[Stored records]

=====

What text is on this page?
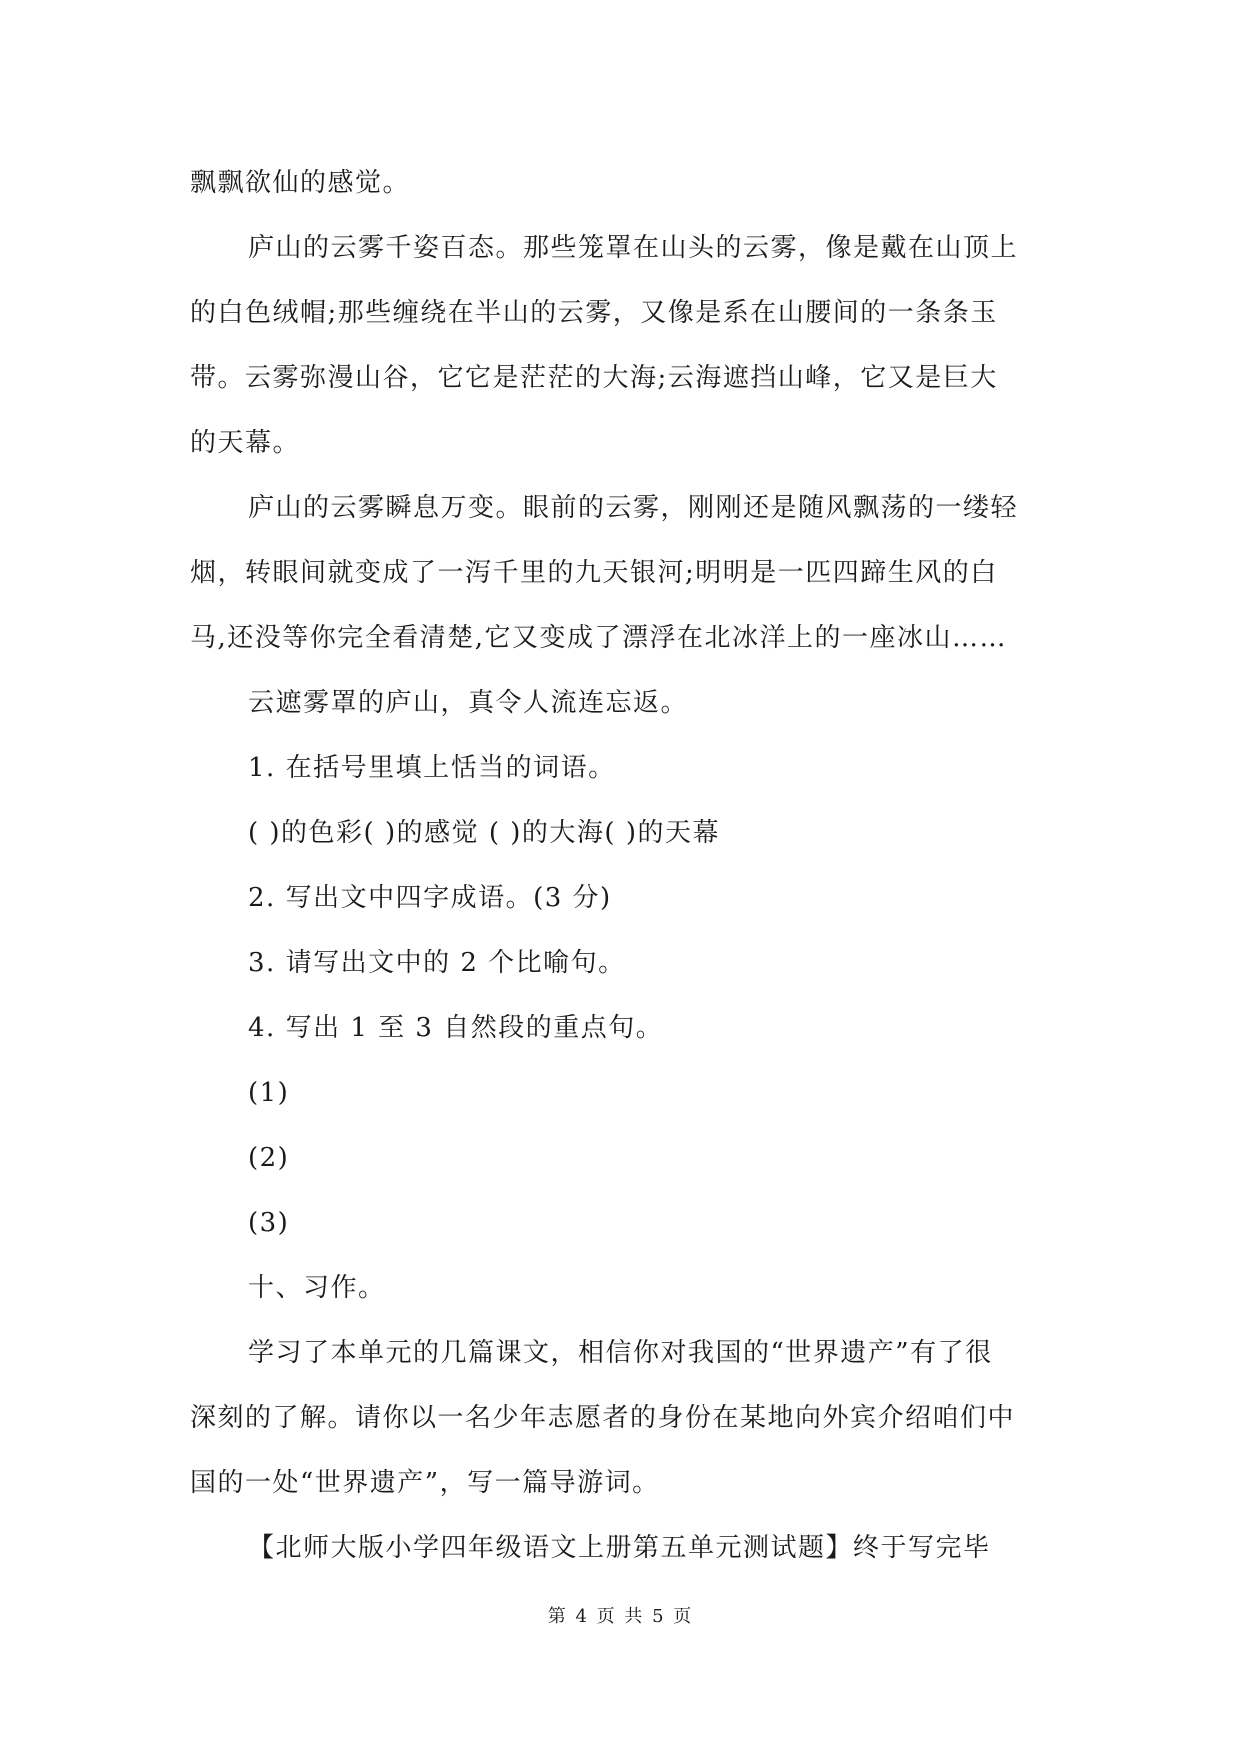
飘飘欲仙的感觉。
庐山的云雾千姿百态。那些笼罩在山头的云雾，像是戴在山顶上
的白色绒帽;那些缠绕在半山的云雾，又像是系在山腰间的一条条玉
带。云雾弥漫山谷，它它是茫茫的大海;云海遮挡山峰，它又是巨大
的天幕。
庐山的云雾瞬息万变。眼前的云雾，刚刚还是随风飘荡的一缕轻
烟，转眼间就变成了一泻千里的九天银河;明明是一匹四蹄生风的白
马,还没等你完全看清楚,它又变成了漂浮在北冰洋上的一座冰山……
云遮雾罩的庐山，真令人流连忘返。
1. 在括号里填上恬当的词语。
( )的色彩( )的感觉 ( )的大海( )的天幕
2. 写出文中四字成语。(3 分)
3. 请写出文中的 2 个比喻句。
4. 写出 1 至 3 自然段的重点句。
(1)
(2)
(3)
十、习作。
学习了本单元的几篇课文，相信你对我国的“世界遗产”有了很
深刻的了解。请你以一名少年志愿者的身份在某地向外宾介绍咱们中
国的一处“世界遗产”，写一篇导游词。
【北师大版小学四年级语文上册第五单元测试题】终于写完毕
第 4 页 共 5 页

=====

### YOUR INSTRUCTIONS
Locate and copy each line in the data above that includes the word "世界遗产".

### CORRECT OUTPUT
学习了本单元的几篇课文，相信你对我国的“世界遗产”有了很
国的一处“世界遗产”，写一篇导游词。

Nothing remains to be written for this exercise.